>> BEGIN SUPPLIED RECORDS

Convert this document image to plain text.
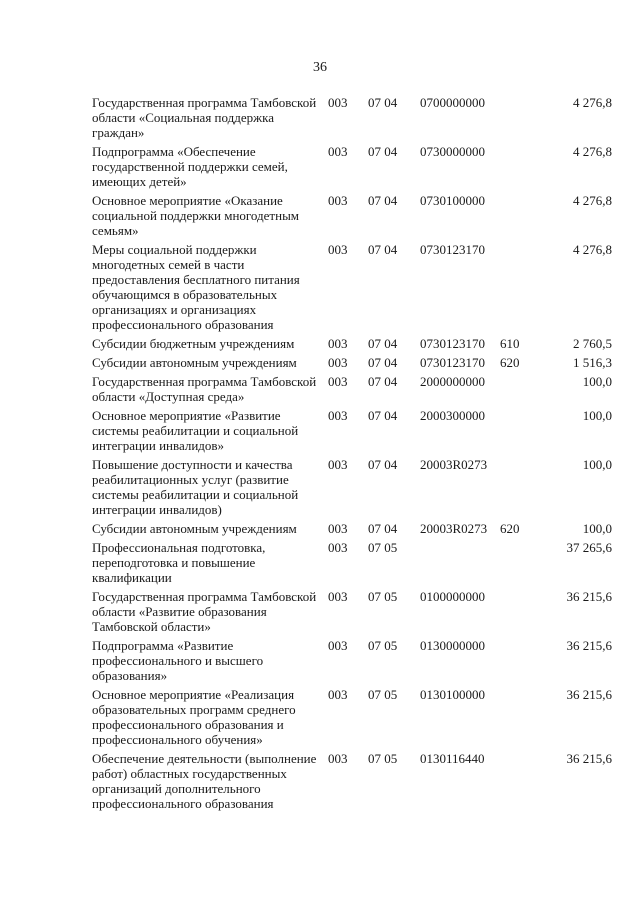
36
Государственная программа Тамбовской области «Социальная поддержка граждан»	003	07 04	0700000000		4 276,8
Подпрограмма «Обеспечение государственной поддержки семей, имеющих детей»	003	07 04	0730000000		4 276,8
Основное мероприятие «Оказание социальной поддержки многодетным семьям»	003	07 04	0730100000		4 276,8
Меры социальной поддержки многодетных семей в части предоставления бесплатного питания обучающимся в образовательных организациях и организациях профессионального образования	003	07 04	0730123170		4 276,8
Субсидии бюджетным учреждениям	003	07 04	0730123170	610	2 760,5
Субсидии автономным учреждениям	003	07 04	0730123170	620	1 516,3
Государственная программа Тамбовской области «Доступная среда»	003	07 04	2000000000		100,0
Основное мероприятие «Развитие системы реабилитации и социальной интеграции инвалидов»	003	07 04	2000300000		100,0
Повышение доступности и качества реабилитационных услуг (развитие системы реабилитации и социальной интеграции инвалидов)	003	07 04	20003R0273		100,0
Субсидии автономным учреждениям	003	07 04	20003R0273	620	100,0
Профессиональная подготовка, переподготовка и повышение квалификации	003	07 05			37 265,6
Государственная программа Тамбовской области «Развитие образования Тамбовской области»	003	07 05	0100000000		36 215,6
Подпрограмма «Развитие профессионального и высшего образования»	003	07 05	0130000000		36 215,6
Основное мероприятие «Реализация образовательных программ среднего профессионального образования и профессионального обучения»	003	07 05	0130100000		36 215,6
Обеспечение деятельности (выполнение работ) областных государственных организаций дополнительного профессионального образования	003	07 05	0130116440		36 215,6
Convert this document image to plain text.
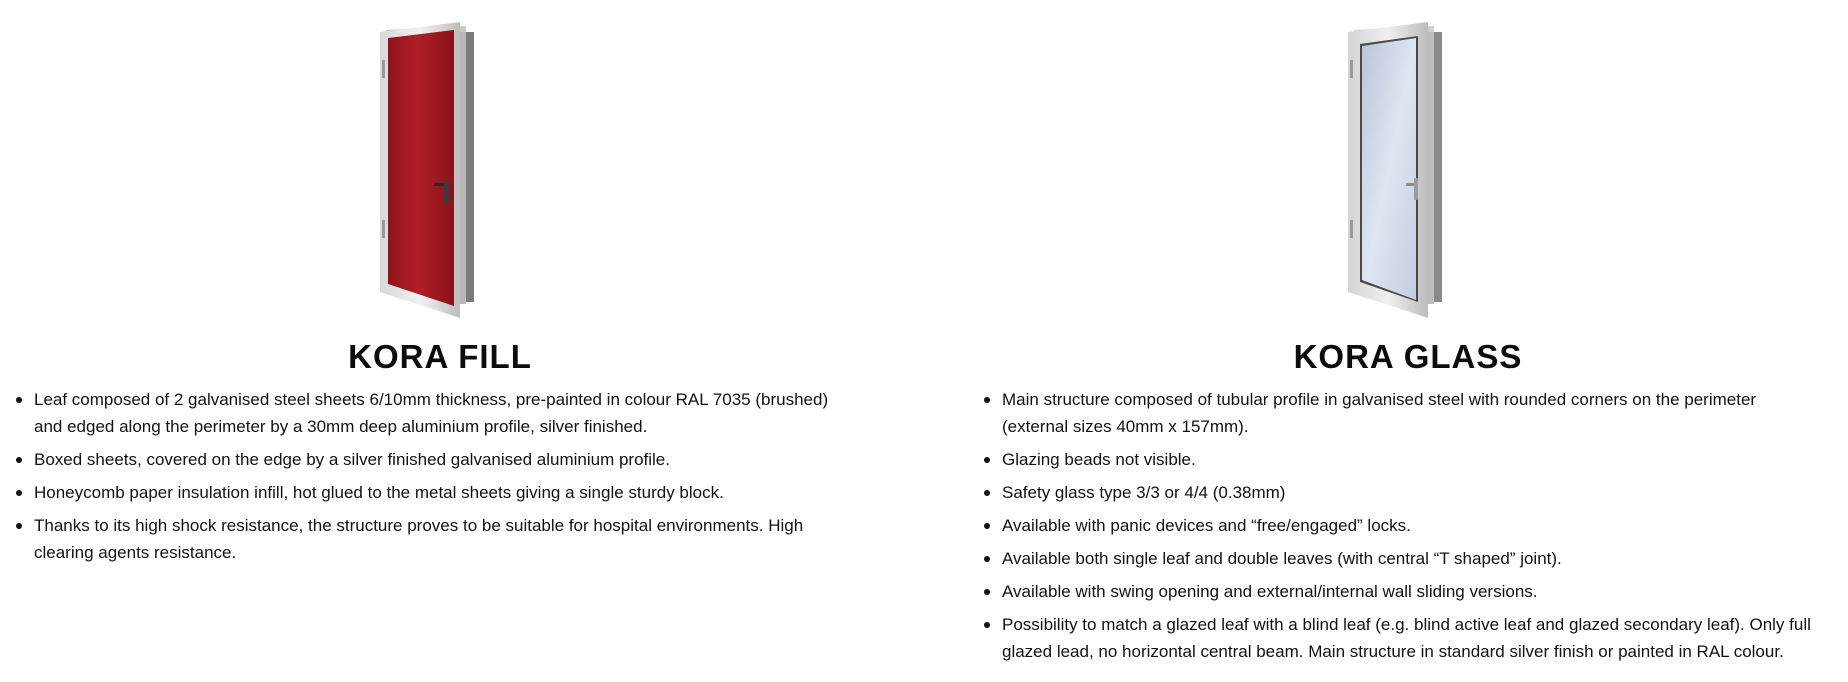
KORA FILL
Leaf composed of 2 galvanised steel sheets 6/10mm thickness, pre-painted in colour RAL 7035 (brushed) and edged along the perimeter by a 30mm deep aluminium profile, silver finished.
Boxed sheets, covered on the edge by a silver finished galvanised aluminium profile.
Honeycomb paper insulation infill, hot glued to the metal sheets giving a single sturdy block.
Thanks to its high shock resistance, the structure proves to be suitable for hospital environments. High clearing agents resistance.
KORA GLASS
Main structure composed of tubular profile in galvanised steel with rounded corners on the perimeter (external sizes 40mm x 157mm).
Glazing beads not visible.
Safety glass type 3/3 or 4/4 (0.38mm)
Available with panic devices and “free/engaged” locks.
Available both single leaf and double leaves (with central “T shaped” joint).
Available with swing opening and external/internal wall sliding versions.
Possibility to match a glazed leaf with a blind leaf (e.g. blind active leaf and glazed secondary leaf). Only full glazed lead, no horizontal central beam. Main structure in standard silver finish or painted in RAL colour.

>> END SUPPLIED RECORDS

> _DIRECTIONS_: Print out the lines exactly, skipping any picture.

> _TASK RESPONSE_:
Convert this document image to plain text.
36
Государственная программа Тамбовской области «Социальная поддержка граждан»	003	07 04	0700000000		4 276,8
Подпрограмма «Обеспечение государственной поддержки семей, имеющих детей»	003	07 04	0730000000		4 276,8
Основное мероприятие «Оказание социальной поддержки многодетным семьям»	003	07 04	0730100000		4 276,8
Меры социальной поддержки многодетных семей в части предоставления бесплатного питания обучающимся в образовательных организациях и организациях профессионального образования	003	07 04	0730123170		4 276,8
Субсидии бюджетным учреждениям	003	07 04	0730123170	610	2 760,5
Субсидии автономным учреждениям	003	07 04	0730123170	620	1 516,3
Государственная программа Тамбовской области «Доступная среда»	003	07 04	2000000000		100,0
Основное мероприятие «Развитие системы реабилитации и социальной интеграции инвалидов»	003	07 04	2000300000		100,0
Повышение доступности и качества реабилитационных услуг (развитие системы реабилитации и социальной интеграции инвалидов)	003	07 04	20003R0273		100,0
Субсидии автономным учреждениям	003	07 04	20003R0273	620	100,0
Профессиональная подготовка, переподготовка и повышение квалификации	003	07 05			37 265,6
Государственная программа Тамбовской области «Развитие образования Тамбовской области»	003	07 05	0100000000		36 215,6
Подпрограмма «Развитие профессионального и высшего образования»	003	07 05	0130000000		36 215,6
Основное мероприятие «Реализация образовательных программ среднего профессионального образования и профессионального обучения»	003	07 05	0130100000		36 215,6
Обеспечение деятельности (выполнение работ) областных государственных организаций дополнительного профессионального образования	003	07 05	0130116440		36 215,6
Convert this document image to plain text.
KORA FILL
Leaf composed of 2 galvanised steel sheets 6/10mm thickness, pre-painted in colour RAL 7035 (brushed) and edged along the perimeter by a 30mm deep aluminium profile, silver finished.
Boxed sheets, covered on the edge by a silver finished galvanised aluminium profile.
Honeycomb paper insulation infill, hot glued to the metal sheets giving a single sturdy block.
Thanks to its high shock resistance, the structure proves to be suitable for hospital environments. High clearing agents resistance.
KORA GLASS
Main structure composed of tubular profile in galvanised steel with rounded corners on the perimeter (external sizes 40mm x 157mm).
Glazing beads not visible.
Safety glass type 3/3 or 4/4 (0.38mm)
Available with panic devices and “free/engaged” locks.
Available both single leaf and double leaves (with central “T shaped” joint).
Available with swing opening and external/internal wall sliding versions.
Possibility to match a glazed leaf with a blind leaf (e.g. blind active leaf and glazed secondary leaf). Only full glazed lead, no horizontal central beam. Main structure in standard silver finish or painted in RAL colour.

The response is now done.